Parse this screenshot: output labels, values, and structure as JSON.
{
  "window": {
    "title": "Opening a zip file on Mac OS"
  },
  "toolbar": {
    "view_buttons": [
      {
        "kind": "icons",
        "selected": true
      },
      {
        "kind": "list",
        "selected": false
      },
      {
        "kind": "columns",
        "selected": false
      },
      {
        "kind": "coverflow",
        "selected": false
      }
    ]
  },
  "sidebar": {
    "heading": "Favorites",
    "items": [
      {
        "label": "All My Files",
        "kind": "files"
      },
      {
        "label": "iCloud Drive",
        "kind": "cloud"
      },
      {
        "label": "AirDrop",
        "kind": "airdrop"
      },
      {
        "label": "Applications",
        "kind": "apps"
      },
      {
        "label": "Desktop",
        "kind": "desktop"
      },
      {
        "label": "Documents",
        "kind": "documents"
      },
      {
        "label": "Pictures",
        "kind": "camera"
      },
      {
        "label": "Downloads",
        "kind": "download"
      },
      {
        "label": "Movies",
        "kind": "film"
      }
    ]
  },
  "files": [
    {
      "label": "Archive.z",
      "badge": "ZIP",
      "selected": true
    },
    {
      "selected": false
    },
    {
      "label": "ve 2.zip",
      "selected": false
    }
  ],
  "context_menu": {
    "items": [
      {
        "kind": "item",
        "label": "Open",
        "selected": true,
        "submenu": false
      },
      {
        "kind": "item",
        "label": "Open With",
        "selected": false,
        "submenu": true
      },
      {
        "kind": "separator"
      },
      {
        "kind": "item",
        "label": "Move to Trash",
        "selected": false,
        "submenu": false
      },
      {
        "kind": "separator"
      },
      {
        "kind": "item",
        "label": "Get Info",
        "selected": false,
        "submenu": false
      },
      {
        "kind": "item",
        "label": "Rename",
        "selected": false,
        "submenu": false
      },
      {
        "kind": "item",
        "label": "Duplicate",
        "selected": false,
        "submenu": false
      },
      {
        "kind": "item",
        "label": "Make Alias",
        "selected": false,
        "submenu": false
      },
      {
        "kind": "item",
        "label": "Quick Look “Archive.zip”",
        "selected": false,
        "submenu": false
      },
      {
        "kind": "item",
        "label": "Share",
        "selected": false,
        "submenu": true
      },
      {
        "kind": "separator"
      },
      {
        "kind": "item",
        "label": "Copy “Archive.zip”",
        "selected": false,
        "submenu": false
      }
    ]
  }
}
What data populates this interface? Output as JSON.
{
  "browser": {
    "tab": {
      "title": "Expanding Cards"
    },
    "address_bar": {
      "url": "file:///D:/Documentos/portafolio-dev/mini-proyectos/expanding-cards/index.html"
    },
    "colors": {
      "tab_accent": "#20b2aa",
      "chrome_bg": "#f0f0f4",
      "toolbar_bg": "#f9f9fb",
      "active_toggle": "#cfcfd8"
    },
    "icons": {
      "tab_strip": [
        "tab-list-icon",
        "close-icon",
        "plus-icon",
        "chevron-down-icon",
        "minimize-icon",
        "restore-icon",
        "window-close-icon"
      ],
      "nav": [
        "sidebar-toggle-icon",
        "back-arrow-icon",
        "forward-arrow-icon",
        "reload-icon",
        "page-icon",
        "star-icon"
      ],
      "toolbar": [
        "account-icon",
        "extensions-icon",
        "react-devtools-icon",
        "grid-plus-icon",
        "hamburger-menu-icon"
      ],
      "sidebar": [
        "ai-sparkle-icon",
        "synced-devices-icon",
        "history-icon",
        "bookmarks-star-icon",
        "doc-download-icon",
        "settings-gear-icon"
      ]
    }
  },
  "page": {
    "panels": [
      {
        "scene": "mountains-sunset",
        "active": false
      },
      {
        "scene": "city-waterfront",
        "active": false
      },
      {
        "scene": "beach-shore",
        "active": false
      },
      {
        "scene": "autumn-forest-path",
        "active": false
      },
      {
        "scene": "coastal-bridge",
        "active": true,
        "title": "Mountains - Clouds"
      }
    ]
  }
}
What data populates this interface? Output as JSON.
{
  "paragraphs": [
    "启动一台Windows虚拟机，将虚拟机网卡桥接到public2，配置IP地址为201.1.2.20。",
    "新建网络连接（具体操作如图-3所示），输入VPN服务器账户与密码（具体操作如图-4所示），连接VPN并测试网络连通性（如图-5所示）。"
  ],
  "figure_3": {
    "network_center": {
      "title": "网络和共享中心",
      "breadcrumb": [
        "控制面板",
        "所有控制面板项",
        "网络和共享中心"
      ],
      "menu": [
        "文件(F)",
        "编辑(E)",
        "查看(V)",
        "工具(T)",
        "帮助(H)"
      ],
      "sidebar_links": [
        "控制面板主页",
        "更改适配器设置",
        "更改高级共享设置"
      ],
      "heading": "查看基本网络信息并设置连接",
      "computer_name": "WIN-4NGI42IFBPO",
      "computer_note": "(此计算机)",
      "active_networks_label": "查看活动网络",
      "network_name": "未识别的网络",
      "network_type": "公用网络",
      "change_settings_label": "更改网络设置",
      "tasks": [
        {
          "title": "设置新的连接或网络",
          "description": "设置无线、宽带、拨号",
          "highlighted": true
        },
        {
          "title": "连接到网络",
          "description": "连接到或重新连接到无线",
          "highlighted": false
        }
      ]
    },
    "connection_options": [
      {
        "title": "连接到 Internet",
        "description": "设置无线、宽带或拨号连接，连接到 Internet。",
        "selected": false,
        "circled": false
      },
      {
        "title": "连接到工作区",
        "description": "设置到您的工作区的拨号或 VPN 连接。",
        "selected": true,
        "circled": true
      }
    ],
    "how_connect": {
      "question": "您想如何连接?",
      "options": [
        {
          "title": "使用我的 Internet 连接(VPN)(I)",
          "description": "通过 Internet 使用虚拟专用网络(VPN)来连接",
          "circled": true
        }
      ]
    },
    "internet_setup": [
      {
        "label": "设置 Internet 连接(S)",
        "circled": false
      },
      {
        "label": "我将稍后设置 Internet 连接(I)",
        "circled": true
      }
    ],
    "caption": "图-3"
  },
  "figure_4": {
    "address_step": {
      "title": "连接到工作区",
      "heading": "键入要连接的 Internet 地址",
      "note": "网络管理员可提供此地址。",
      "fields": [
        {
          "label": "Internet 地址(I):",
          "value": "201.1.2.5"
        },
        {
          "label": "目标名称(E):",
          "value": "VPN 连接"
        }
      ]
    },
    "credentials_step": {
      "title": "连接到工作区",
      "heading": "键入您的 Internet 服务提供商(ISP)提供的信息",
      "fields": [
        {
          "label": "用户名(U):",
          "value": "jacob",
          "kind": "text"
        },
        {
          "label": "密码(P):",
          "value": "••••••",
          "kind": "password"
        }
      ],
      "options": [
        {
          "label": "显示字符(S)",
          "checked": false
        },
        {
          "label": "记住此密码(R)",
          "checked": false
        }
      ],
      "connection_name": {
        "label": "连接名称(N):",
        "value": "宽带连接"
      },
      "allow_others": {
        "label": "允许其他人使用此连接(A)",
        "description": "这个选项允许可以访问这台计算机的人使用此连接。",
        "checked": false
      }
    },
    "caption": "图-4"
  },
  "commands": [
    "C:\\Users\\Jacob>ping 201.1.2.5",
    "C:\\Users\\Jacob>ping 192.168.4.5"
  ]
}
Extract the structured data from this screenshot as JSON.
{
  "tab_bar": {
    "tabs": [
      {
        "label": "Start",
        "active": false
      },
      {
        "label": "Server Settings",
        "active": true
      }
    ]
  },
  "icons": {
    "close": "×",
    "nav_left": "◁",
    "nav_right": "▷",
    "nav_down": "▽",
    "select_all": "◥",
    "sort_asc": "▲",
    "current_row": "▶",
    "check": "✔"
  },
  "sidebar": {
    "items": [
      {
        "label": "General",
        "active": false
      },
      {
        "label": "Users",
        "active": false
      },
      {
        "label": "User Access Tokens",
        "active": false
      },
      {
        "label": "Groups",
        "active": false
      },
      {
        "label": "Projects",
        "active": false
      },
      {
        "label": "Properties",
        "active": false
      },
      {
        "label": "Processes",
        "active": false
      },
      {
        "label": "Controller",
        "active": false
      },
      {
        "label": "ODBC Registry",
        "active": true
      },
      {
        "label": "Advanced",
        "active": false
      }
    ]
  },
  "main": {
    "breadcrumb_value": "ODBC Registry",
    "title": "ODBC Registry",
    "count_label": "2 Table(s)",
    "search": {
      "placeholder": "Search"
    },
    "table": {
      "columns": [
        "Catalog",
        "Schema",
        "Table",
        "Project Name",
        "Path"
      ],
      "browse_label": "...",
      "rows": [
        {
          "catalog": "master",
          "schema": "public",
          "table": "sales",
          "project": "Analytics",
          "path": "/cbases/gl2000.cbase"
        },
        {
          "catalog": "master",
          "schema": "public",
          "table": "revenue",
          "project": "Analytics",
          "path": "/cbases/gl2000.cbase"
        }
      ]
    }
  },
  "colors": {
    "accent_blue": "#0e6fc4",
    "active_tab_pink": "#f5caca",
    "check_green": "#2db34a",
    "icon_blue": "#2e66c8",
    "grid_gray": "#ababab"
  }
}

---*---

Read through the entries and copy each line in which "ODBC" appears.

*Result of this task*.
        "label": "ODBC Registry",
    "breadcrumb_value": "ODBC Registry",
    "title": "ODBC Registry",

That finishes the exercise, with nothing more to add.